* PROMPT
In the following material, identify every line holding the string "Tecnología" and return it.

Records from a collection:
===

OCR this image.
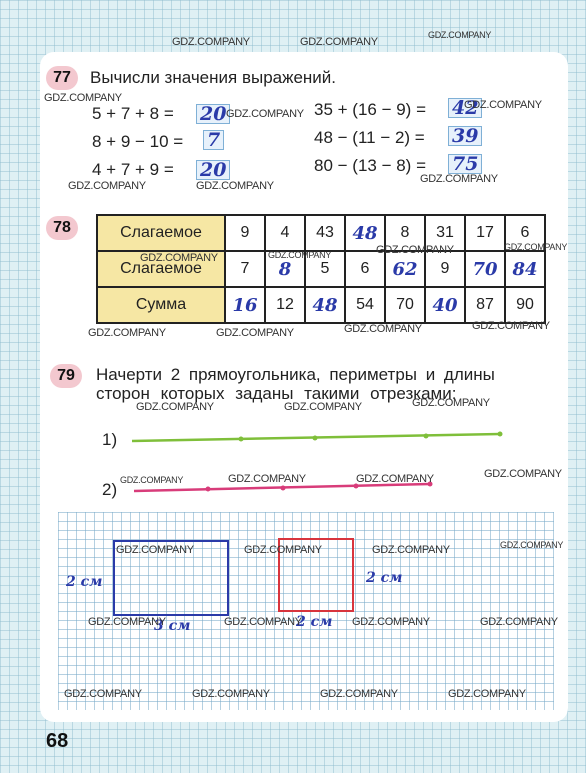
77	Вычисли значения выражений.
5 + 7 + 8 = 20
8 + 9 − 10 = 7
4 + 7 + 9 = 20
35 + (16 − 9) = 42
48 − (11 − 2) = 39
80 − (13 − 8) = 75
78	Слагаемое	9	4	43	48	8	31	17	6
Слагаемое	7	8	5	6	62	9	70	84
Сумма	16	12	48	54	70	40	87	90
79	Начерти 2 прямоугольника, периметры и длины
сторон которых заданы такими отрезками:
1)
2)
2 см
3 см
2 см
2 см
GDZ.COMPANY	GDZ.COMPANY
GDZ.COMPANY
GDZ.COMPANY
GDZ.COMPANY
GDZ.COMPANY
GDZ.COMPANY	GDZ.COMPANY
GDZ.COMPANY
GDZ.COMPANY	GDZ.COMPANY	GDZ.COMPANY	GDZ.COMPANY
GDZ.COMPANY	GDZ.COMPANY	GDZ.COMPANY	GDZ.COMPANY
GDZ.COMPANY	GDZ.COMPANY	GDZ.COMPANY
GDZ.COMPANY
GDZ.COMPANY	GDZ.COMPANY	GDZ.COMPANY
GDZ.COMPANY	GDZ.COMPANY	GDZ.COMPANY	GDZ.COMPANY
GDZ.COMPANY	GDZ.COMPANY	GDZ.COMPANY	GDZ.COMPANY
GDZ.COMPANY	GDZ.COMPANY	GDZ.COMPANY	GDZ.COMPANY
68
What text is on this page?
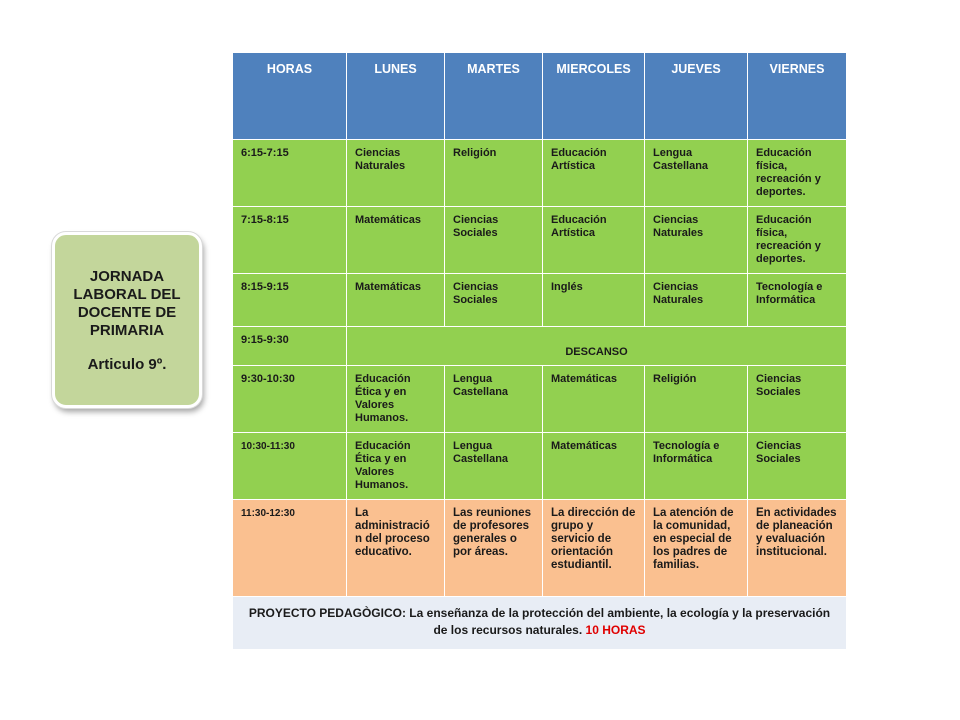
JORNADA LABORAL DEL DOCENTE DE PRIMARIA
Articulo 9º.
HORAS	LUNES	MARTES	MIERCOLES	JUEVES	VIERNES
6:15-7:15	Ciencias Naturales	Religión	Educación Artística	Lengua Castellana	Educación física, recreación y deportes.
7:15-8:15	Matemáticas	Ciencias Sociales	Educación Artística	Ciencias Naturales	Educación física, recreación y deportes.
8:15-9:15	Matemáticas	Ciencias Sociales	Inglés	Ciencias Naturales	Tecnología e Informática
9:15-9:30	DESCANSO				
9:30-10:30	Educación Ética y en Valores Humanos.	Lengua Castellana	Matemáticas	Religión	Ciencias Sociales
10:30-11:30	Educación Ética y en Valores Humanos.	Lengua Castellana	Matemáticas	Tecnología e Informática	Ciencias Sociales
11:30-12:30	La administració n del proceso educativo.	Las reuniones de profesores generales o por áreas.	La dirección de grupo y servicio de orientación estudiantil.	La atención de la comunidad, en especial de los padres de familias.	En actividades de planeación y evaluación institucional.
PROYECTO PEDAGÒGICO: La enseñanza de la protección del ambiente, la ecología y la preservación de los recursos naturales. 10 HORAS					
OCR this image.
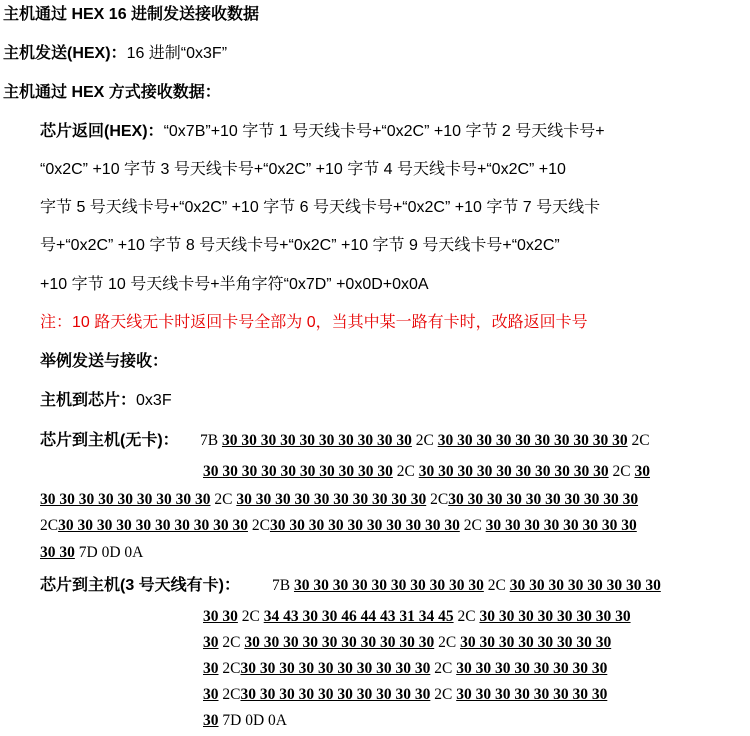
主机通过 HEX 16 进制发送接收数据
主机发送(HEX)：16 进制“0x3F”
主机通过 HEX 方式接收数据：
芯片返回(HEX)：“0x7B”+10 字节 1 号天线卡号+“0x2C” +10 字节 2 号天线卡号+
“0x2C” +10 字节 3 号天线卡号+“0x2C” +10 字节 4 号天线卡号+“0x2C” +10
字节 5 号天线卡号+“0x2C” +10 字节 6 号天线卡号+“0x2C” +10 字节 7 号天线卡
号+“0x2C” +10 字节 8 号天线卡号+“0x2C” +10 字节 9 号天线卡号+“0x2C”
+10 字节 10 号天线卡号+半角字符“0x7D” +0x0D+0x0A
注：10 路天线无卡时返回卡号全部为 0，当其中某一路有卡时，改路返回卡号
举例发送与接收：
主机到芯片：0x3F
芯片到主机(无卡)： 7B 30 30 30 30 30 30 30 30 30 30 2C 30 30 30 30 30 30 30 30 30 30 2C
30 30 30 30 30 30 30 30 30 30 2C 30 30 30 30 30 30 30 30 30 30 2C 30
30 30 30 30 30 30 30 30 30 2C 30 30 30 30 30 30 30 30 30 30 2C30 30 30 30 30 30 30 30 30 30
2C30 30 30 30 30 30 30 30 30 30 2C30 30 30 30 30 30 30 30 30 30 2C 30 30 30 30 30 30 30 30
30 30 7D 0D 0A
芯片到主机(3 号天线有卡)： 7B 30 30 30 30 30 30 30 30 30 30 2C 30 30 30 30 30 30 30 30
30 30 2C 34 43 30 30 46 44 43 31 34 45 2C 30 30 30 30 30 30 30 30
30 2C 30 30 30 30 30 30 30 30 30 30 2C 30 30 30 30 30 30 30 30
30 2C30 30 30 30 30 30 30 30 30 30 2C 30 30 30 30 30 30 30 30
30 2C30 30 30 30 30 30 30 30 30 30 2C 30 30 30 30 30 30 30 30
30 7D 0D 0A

===

* OUTPUT OF THE EXERCISE
8:15-9:15	Matemáticas	Ciencias Sociales	Inglés	Ciencias Naturales	Tecnología e Informática
10:30-11:30	Educación Ética y en Valores Humanos.	Lengua Castellana	Matemáticas	Tecnología e Informática	Ciencias Sociales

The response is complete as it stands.